▶ **What to do**
Omit the images, then print each record below exactly as it reads.

▶ **Material**
BEGIN

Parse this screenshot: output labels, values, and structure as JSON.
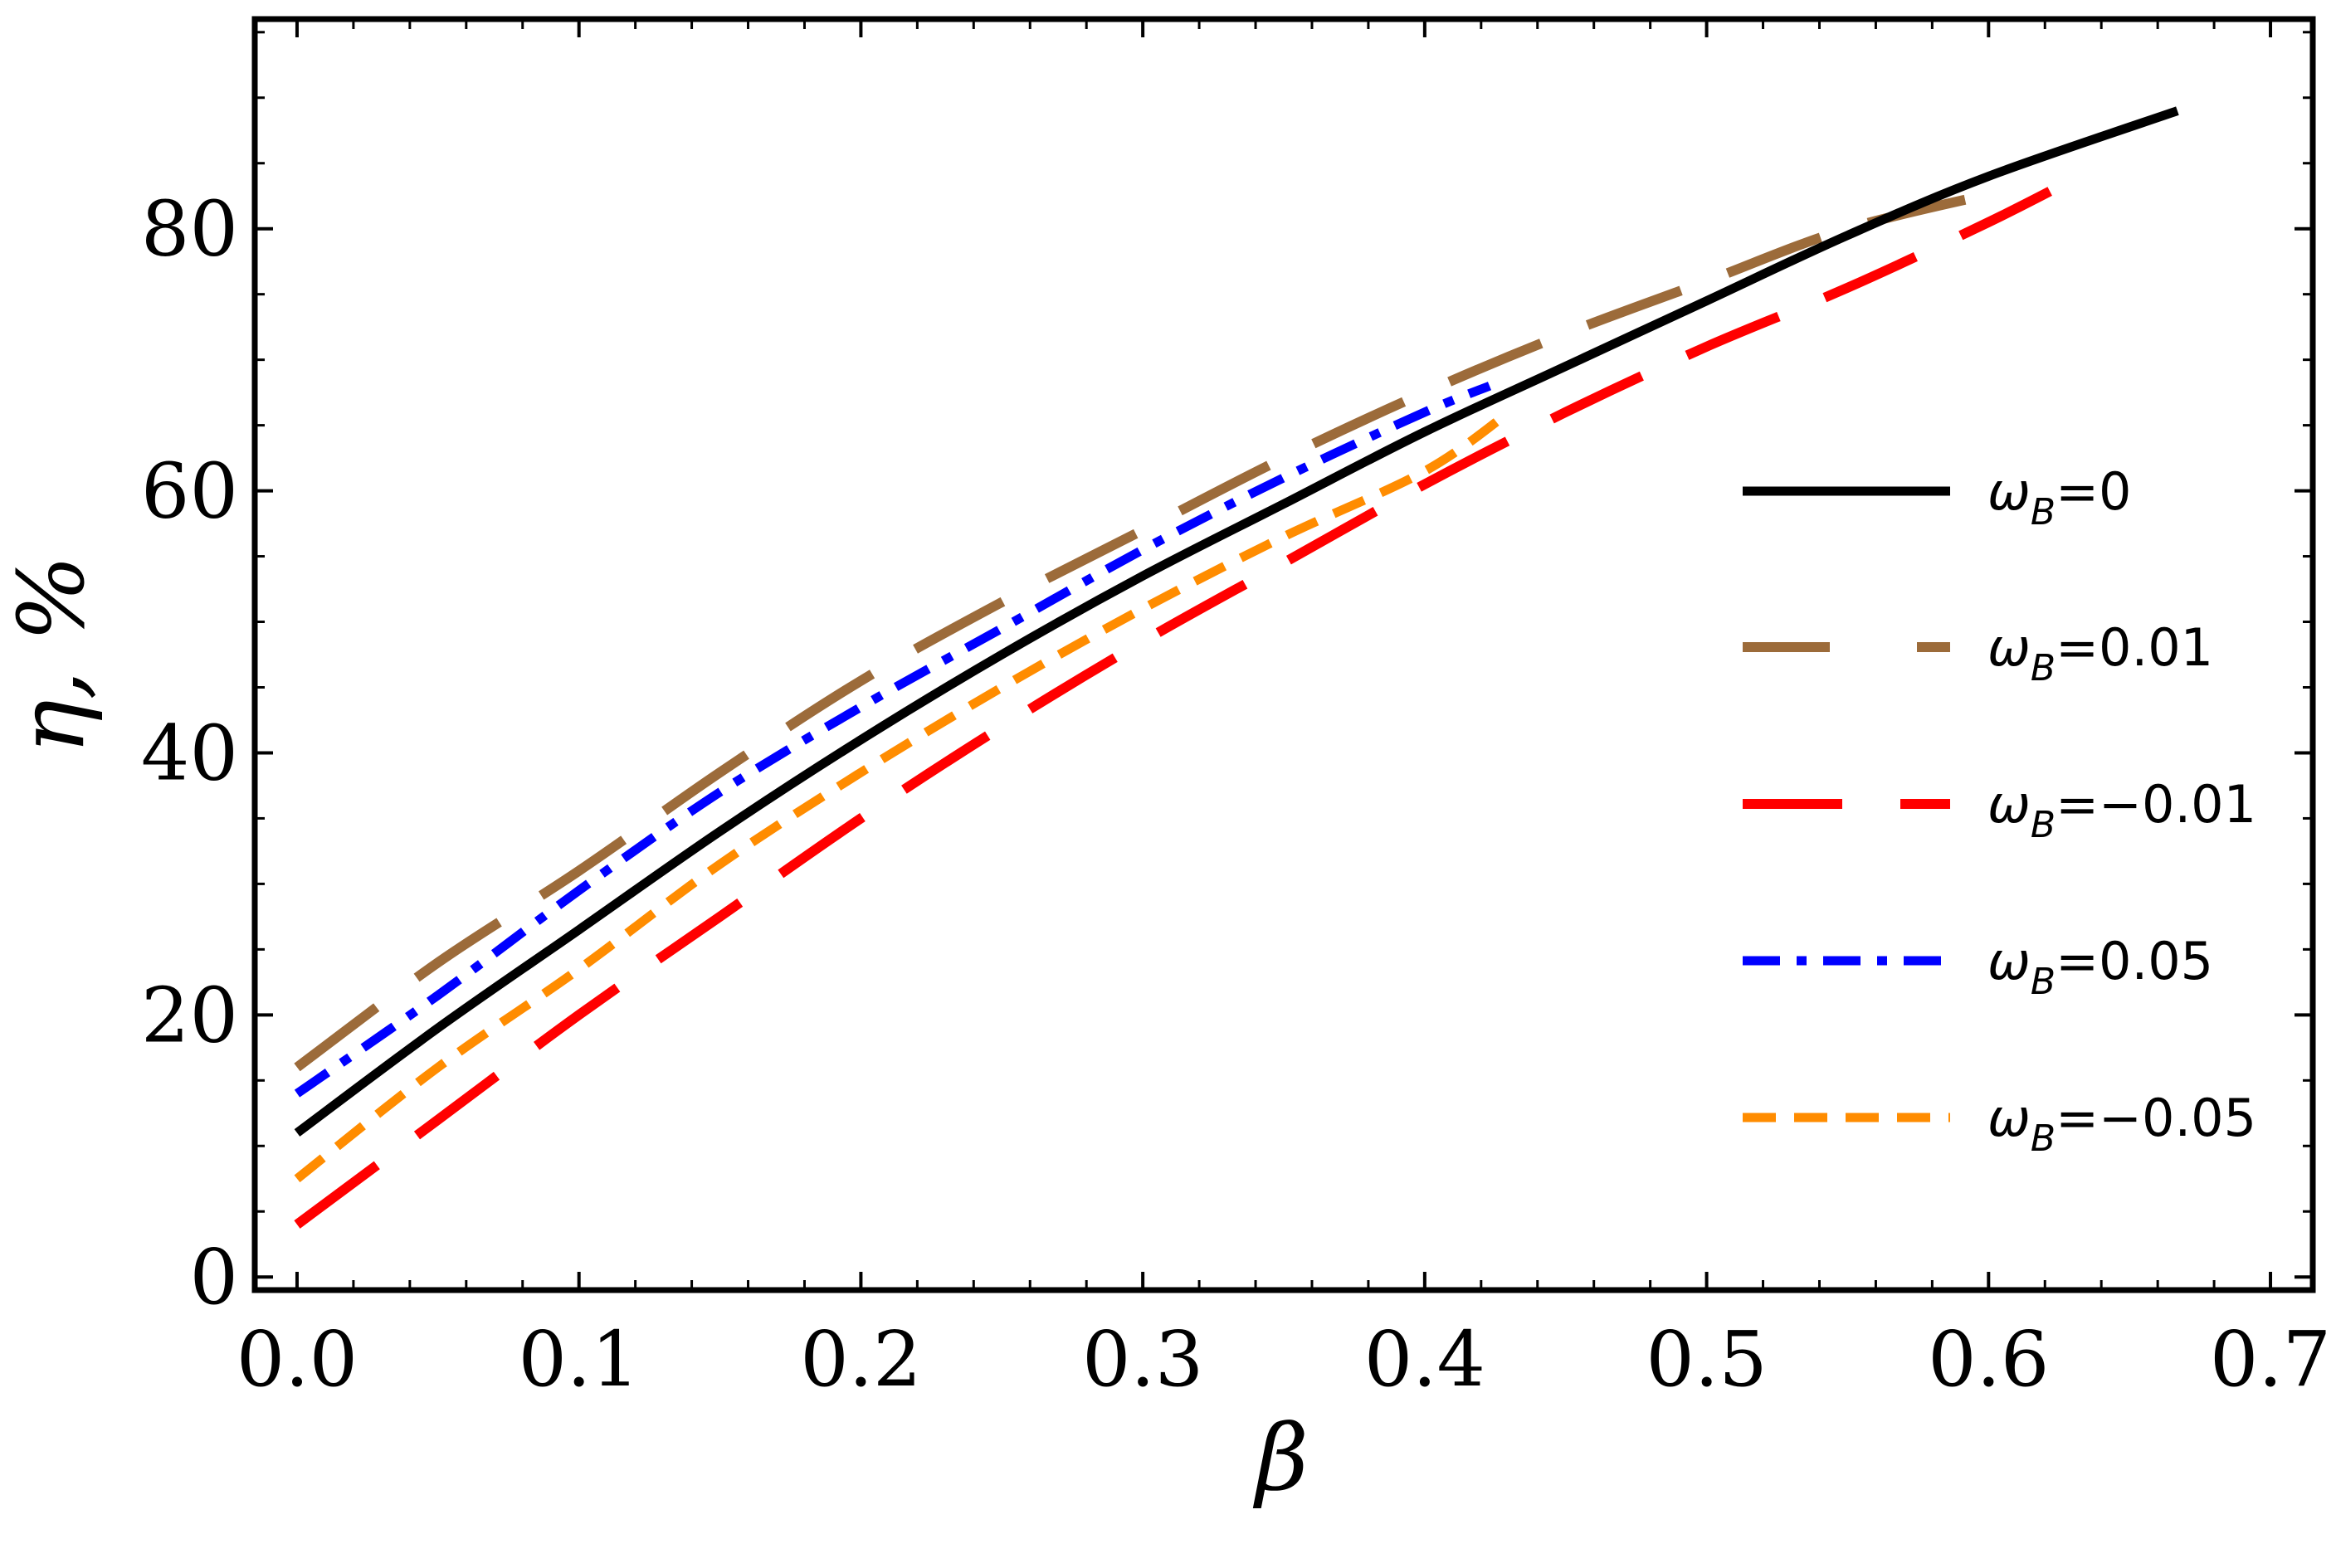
{
  "chart_data": {
    "type": "line",
    "title": "",
    "xlabel": "β",
    "ylabel": "η, %",
    "xlim": [
      -0.015,
      0.715
    ],
    "ylim": [
      -1,
      96
    ],
    "x_ticks": [
      0.0,
      0.1,
      0.2,
      0.3,
      0.4,
      0.5,
      0.6,
      0.7
    ],
    "x_tick_labels": [
      "0.0",
      "0.1",
      "0.2",
      "0.3",
      "0.4",
      "0.5",
      "0.6",
      "0.7"
    ],
    "y_ticks": [
      0,
      20,
      40,
      60,
      80
    ],
    "y_tick_labels": [
      "0",
      "20",
      "40",
      "60",
      "80"
    ],
    "grid": false,
    "legend_position": "right",
    "series": [
      {
        "name": "ω_B=0",
        "label_main": "ω",
        "label_sub": "B",
        "label_value": "=0",
        "color": "#000000",
        "dash": "solid",
        "x": [
          0.0,
          0.05,
          0.1,
          0.15,
          0.2,
          0.25,
          0.3,
          0.35,
          0.4,
          0.45,
          0.5,
          0.55,
          0.6,
          0.667
        ],
        "y": [
          11.0,
          19.0,
          26.5,
          34.0,
          41.0,
          47.5,
          53.5,
          59.0,
          64.5,
          69.5,
          74.5,
          79.5,
          84.0,
          89.0
        ]
      },
      {
        "name": "ω_B=0.01",
        "label_main": "ω",
        "label_sub": "B",
        "label_value": "=0.01",
        "color": "#9C6B3A",
        "dash": "longdash",
        "x": [
          0.0,
          0.05,
          0.1,
          0.15,
          0.2,
          0.25,
          0.3,
          0.35,
          0.4,
          0.45,
          0.5,
          0.55,
          0.608
        ],
        "y": [
          16.0,
          24.0,
          31.0,
          38.5,
          45.5,
          51.5,
          57.0,
          62.5,
          67.5,
          72.0,
          76.0,
          80.0,
          83.0
        ]
      },
      {
        "name": "ω_B=-0.01",
        "label_main": "ω",
        "label_sub": "B",
        "label_value": "=−0.01",
        "color": "#FF0000",
        "dash": "longdash",
        "x": [
          0.0,
          0.05,
          0.1,
          0.15,
          0.2,
          0.25,
          0.3,
          0.35,
          0.4,
          0.45,
          0.5,
          0.55,
          0.6,
          0.632
        ],
        "y": [
          4.0,
          12.0,
          20.0,
          27.5,
          35.0,
          42.0,
          48.5,
          54.5,
          60.5,
          66.0,
          71.0,
          75.5,
          80.5,
          84.0
        ]
      },
      {
        "name": "ω_B=0.05",
        "label_main": "ω",
        "label_sub": "B",
        "label_value": "=0.05",
        "color": "#0000FF",
        "dash": "dashdot",
        "x": [
          0.0,
          0.05,
          0.1,
          0.15,
          0.2,
          0.25,
          0.3,
          0.35,
          0.4,
          0.423
        ],
        "y": [
          14.0,
          21.5,
          29.5,
          37.0,
          43.5,
          49.5,
          55.5,
          61.0,
          66.0,
          68.0
        ]
      },
      {
        "name": "ω_B=-0.05",
        "label_main": "ω",
        "label_sub": "B",
        "label_value": "=−0.05",
        "color": "#FF8C00",
        "dash": "shortdash",
        "x": [
          0.0,
          0.05,
          0.1,
          0.15,
          0.2,
          0.25,
          0.3,
          0.35,
          0.4,
          0.43
        ],
        "y": [
          7.5,
          16.0,
          23.5,
          31.5,
          38.5,
          45.0,
          51.0,
          56.5,
          61.5,
          66.0
        ]
      }
    ]
  }
}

END

▶ **Task output**
Parse this screenshot: output labels, values, and structure as JSON.
{
  "chart_data": {
    "type": "line",
    "title": "",
    "xlabel": "β",
    "ylabel": "η, %",
    "xlim": [
      -0.015,
      0.715
    ],
    "ylim": [
      -1,
      96
    ],
    "x_ticks": [
      0.0,
      0.1,
      0.2,
      0.3,
      0.4,
      0.5,
      0.6,
      0.7
    ],
    "x_tick_labels": [
      "0.0",
      "0.1",
      "0.2",
      "0.3",
      "0.4",
      "0.5",
      "0.6",
      "0.7"
    ],
    "y_ticks": [
      0,
      20,
      40,
      60,
      80
    ],
    "y_tick_labels": [
      "0",
      "20",
      "40",
      "60",
      "80"
    ],
    "grid": false,
    "legend_position": "right",
    "series": [
      {
        "name": "ω_B=0",
        "label_main": "ω",
        "label_sub": "B",
        "label_value": "=0",
        "color": "#000000",
        "dash": "solid",
        "x": [
          0.0,
          0.05,
          0.1,
          0.15,
          0.2,
          0.25,
          0.3,
          0.35,
          0.4,
          0.45,
          0.5,
          0.55,
          0.6,
          0.667
        ],
        "y": [
          11.0,
          19.0,
          26.5,
          34.0,
          41.0,
          47.5,
          53.5,
          59.0,
          64.5,
          69.5,
          74.5,
          79.5,
          84.0,
          89.0
        ]
      },
      {
        "name": "ω_B=0.01",
        "label_main": "ω",
        "label_sub": "B",
        "label_value": "=0.01",
        "color": "#9C6B3A",
        "dash": "longdash",
        "x": [
          0.0,
          0.05,
          0.1,
          0.15,
          0.2,
          0.25,
          0.3,
          0.35,
          0.4,
          0.45,
          0.5,
          0.55,
          0.608
        ],
        "y": [
          16.0,
          24.0,
          31.0,
          38.5,
          45.5,
          51.5,
          57.0,
          62.5,
          67.5,
          72.0,
          76.0,
          80.0,
          83.0
        ]
      },
      {
        "name": "ω_B=-0.01",
        "label_main": "ω",
        "label_sub": "B",
        "label_value": "=−0.01",
        "color": "#FF0000",
        "dash": "longdash",
        "x": [
          0.0,
          0.05,
          0.1,
          0.15,
          0.2,
          0.25,
          0.3,
          0.35,
          0.4,
          0.45,
          0.5,
          0.55,
          0.6,
          0.632
        ],
        "y": [
          4.0,
          12.0,
          20.0,
          27.5,
          35.0,
          42.0,
          48.5,
          54.5,
          60.5,
          66.0,
          71.0,
          75.5,
          80.5,
          84.0
        ]
      },
      {
        "name": "ω_B=0.05",
        "label_main": "ω",
        "label_sub": "B",
        "label_value": "=0.05",
        "color": "#0000FF",
        "dash": "dashdot",
        "x": [
          0.0,
          0.05,
          0.1,
          0.15,
          0.2,
          0.25,
          0.3,
          0.35,
          0.4,
          0.423
        ],
        "y": [
          14.0,
          21.5,
          29.5,
          37.0,
          43.5,
          49.5,
          55.5,
          61.0,
          66.0,
          68.0
        ]
      },
      {
        "name": "ω_B=-0.05",
        "label_main": "ω",
        "label_sub": "B",
        "label_value": "=−0.05",
        "color": "#FF8C00",
        "dash": "shortdash",
        "x": [
          0.0,
          0.05,
          0.1,
          0.15,
          0.2,
          0.25,
          0.3,
          0.35,
          0.4,
          0.43
        ],
        "y": [
          7.5,
          16.0,
          23.5,
          31.5,
          38.5,
          45.0,
          51.0,
          56.5,
          61.5,
          66.0
        ]
      }
    ]
  }
}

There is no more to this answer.